▶ **Given instruction**
Transcribe the material in full. Nothing should differ except that the pictures are left out.

Stored data:
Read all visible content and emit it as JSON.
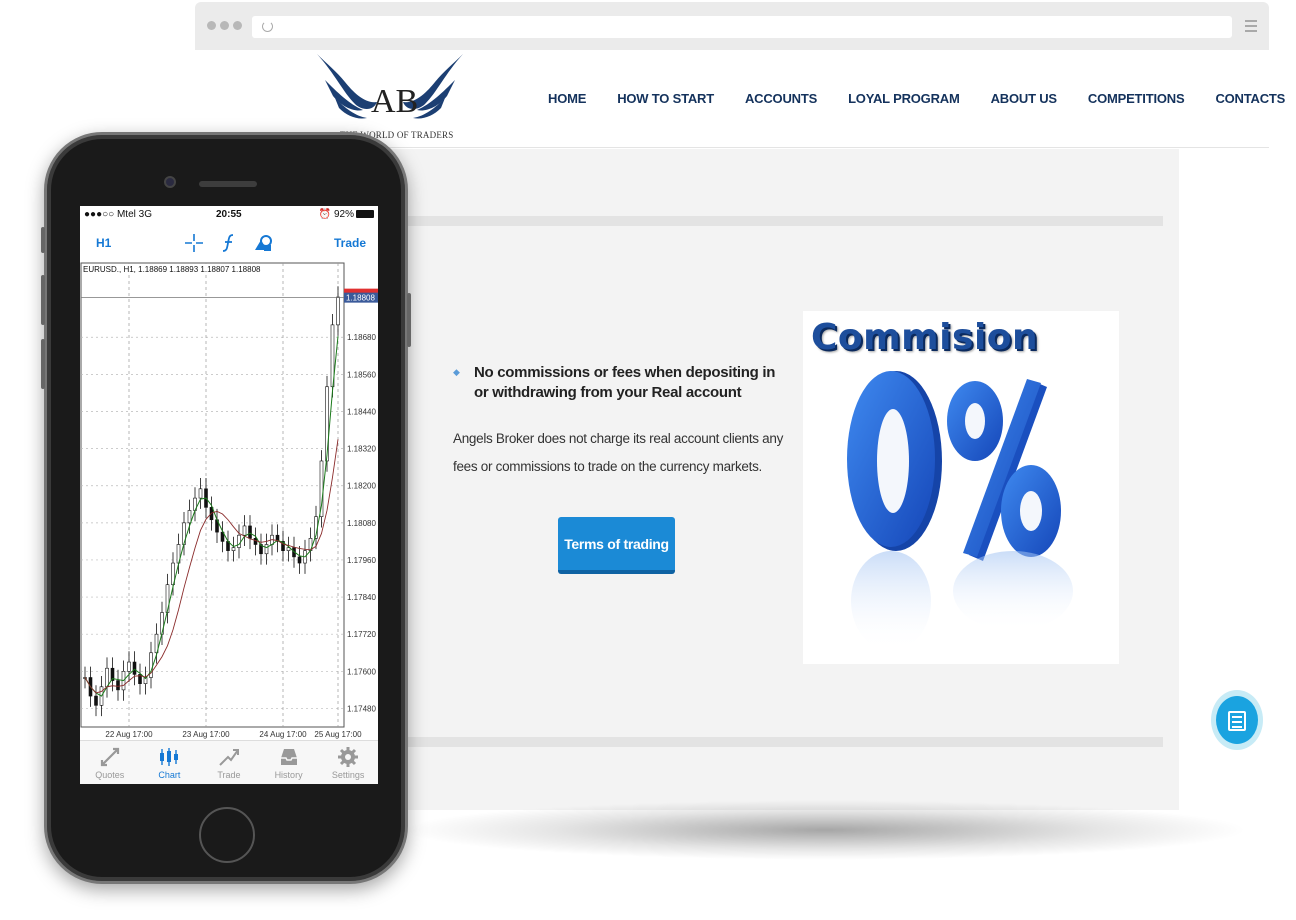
{
  "browser": {
    "url": ""
  },
  "site": {
    "logo_letters": "AB",
    "logo_tagline": "THE WORLD OF TRADERS",
    "nav": [
      {
        "label": "HOME"
      },
      {
        "label": "HOW TO START"
      },
      {
        "label": "ACCOUNTS"
      },
      {
        "label": "LOYAL PROGRAM"
      },
      {
        "label": "ABOUT US"
      },
      {
        "label": "COMPETITIONS"
      },
      {
        "label": "CONTACTS"
      }
    ],
    "bullet": "No commissions or fees when depositing in or withdrawing from your Real account",
    "paragraph": "Angels Broker does not charge its real account clients any fees or commissions to trade on the currency markets.",
    "cta": "Terms of trading",
    "promo_title": "Commision",
    "promo_value": "0%",
    "colors": {
      "nav": "#14325c",
      "accent": "#1b8ad6",
      "fab": "#1aa3e0"
    }
  },
  "phone": {
    "status": {
      "carrier": "●●●○○ Mtel   3G",
      "time": "20:55",
      "battery": "92%"
    },
    "toolbar": {
      "timeframe": "H1",
      "trade": "Trade",
      "icons": [
        "crosshair-icon",
        "function-icon",
        "objects-icon"
      ]
    },
    "chart_header": "EURUSD., H1, 1.18869 1.18893 1.18807 1.18808",
    "price_labels": [
      "1.18680",
      "1.18560",
      "1.18440",
      "1.18320",
      "1.18200",
      "1.18080",
      "1.17960",
      "1.17840",
      "1.17720",
      "1.17600",
      "1.17480"
    ],
    "current_price": "1.18808",
    "date_labels": [
      "22 Aug 17:00",
      "23 Aug 17:00",
      "24 Aug 17:00",
      "25 Aug 17:00"
    ],
    "tabs": [
      {
        "label": "Quotes",
        "icon": "quotes-icon",
        "active": false
      },
      {
        "label": "Chart",
        "icon": "chart-icon",
        "active": true
      },
      {
        "label": "Trade",
        "icon": "trade-icon",
        "active": false
      },
      {
        "label": "History",
        "icon": "history-icon",
        "active": false
      },
      {
        "label": "Settings",
        "icon": "settings-icon",
        "active": false
      }
    ]
  },
  "chart_data": {
    "type": "line",
    "title": "EURUSD., H1, 1.18869 1.18893 1.18807 1.18808",
    "xlabel": "",
    "ylabel": "",
    "categories": [
      "22 Aug 17:00",
      "23 Aug 17:00",
      "24 Aug 17:00",
      "25 Aug 17:00"
    ],
    "ylim": [
      1.1742,
      1.1892
    ],
    "series": [
      {
        "values": [
          1.1758,
          1.1752,
          1.1749,
          1.1755,
          1.1761,
          1.1757,
          1.1754,
          1.176,
          1.1763,
          1.1759,
          1.1756,
          1.1758,
          1.1766,
          1.1772,
          1.1779,
          1.1788,
          1.1795,
          1.1801,
          1.1808,
          1.1812,
          1.1816,
          1.1819,
          1.1813,
          1.1809,
          1.1805,
          1.1802,
          1.1799,
          1.18,
          1.1804,
          1.1807,
          1.1803,
          1.1801,
          1.1798,
          1.1801,
          1.1804,
          1.1802,
          1.1799,
          1.18,
          1.1797,
          1.1795,
          1.1799,
          1.1803,
          1.181,
          1.1828,
          1.1852,
          1.1872,
          1.1881
        ]
      }
    ],
    "grid": true,
    "legend": "none"
  }
}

▶ **Solution**
Read all visible content and emit it as JSON.
{
  "browser": {
    "url": ""
  },
  "site": {
    "logo_letters": "AB",
    "logo_tagline": "THE WORLD OF TRADERS",
    "nav": [
      {
        "label": "HOME"
      },
      {
        "label": "HOW TO START"
      },
      {
        "label": "ACCOUNTS"
      },
      {
        "label": "LOYAL PROGRAM"
      },
      {
        "label": "ABOUT US"
      },
      {
        "label": "COMPETITIONS"
      },
      {
        "label": "CONTACTS"
      }
    ],
    "bullet": "No commissions or fees when depositing in or withdrawing from your Real account",
    "paragraph": "Angels Broker does not charge its real account clients any fees or commissions to trade on the currency markets.",
    "cta": "Terms of trading",
    "promo_title": "Commision",
    "promo_value": "0%",
    "colors": {
      "nav": "#14325c",
      "accent": "#1b8ad6",
      "fab": "#1aa3e0"
    }
  },
  "phone": {
    "status": {
      "carrier": "●●●○○ Mtel   3G",
      "time": "20:55",
      "battery": "92%"
    },
    "toolbar": {
      "timeframe": "H1",
      "trade": "Trade",
      "icons": [
        "crosshair-icon",
        "function-icon",
        "objects-icon"
      ]
    },
    "chart_header": "EURUSD., H1, 1.18869 1.18893 1.18807 1.18808",
    "price_labels": [
      "1.18680",
      "1.18560",
      "1.18440",
      "1.18320",
      "1.18200",
      "1.18080",
      "1.17960",
      "1.17840",
      "1.17720",
      "1.17600",
      "1.17480"
    ],
    "current_price": "1.18808",
    "date_labels": [
      "22 Aug 17:00",
      "23 Aug 17:00",
      "24 Aug 17:00",
      "25 Aug 17:00"
    ],
    "tabs": [
      {
        "label": "Quotes",
        "icon": "quotes-icon",
        "active": false
      },
      {
        "label": "Chart",
        "icon": "chart-icon",
        "active": true
      },
      {
        "label": "Trade",
        "icon": "trade-icon",
        "active": false
      },
      {
        "label": "History",
        "icon": "history-icon",
        "active": false
      },
      {
        "label": "Settings",
        "icon": "settings-icon",
        "active": false
      }
    ]
  },
  "chart_data": {
    "type": "line",
    "title": "EURUSD., H1, 1.18869 1.18893 1.18807 1.18808",
    "xlabel": "",
    "ylabel": "",
    "categories": [
      "22 Aug 17:00",
      "23 Aug 17:00",
      "24 Aug 17:00",
      "25 Aug 17:00"
    ],
    "ylim": [
      1.1742,
      1.1892
    ],
    "series": [
      {
        "values": [
          1.1758,
          1.1752,
          1.1749,
          1.1755,
          1.1761,
          1.1757,
          1.1754,
          1.176,
          1.1763,
          1.1759,
          1.1756,
          1.1758,
          1.1766,
          1.1772,
          1.1779,
          1.1788,
          1.1795,
          1.1801,
          1.1808,
          1.1812,
          1.1816,
          1.1819,
          1.1813,
          1.1809,
          1.1805,
          1.1802,
          1.1799,
          1.18,
          1.1804,
          1.1807,
          1.1803,
          1.1801,
          1.1798,
          1.1801,
          1.1804,
          1.1802,
          1.1799,
          1.18,
          1.1797,
          1.1795,
          1.1799,
          1.1803,
          1.181,
          1.1828,
          1.1852,
          1.1872,
          1.1881
        ]
      }
    ],
    "grid": true,
    "legend": "none"
  }
}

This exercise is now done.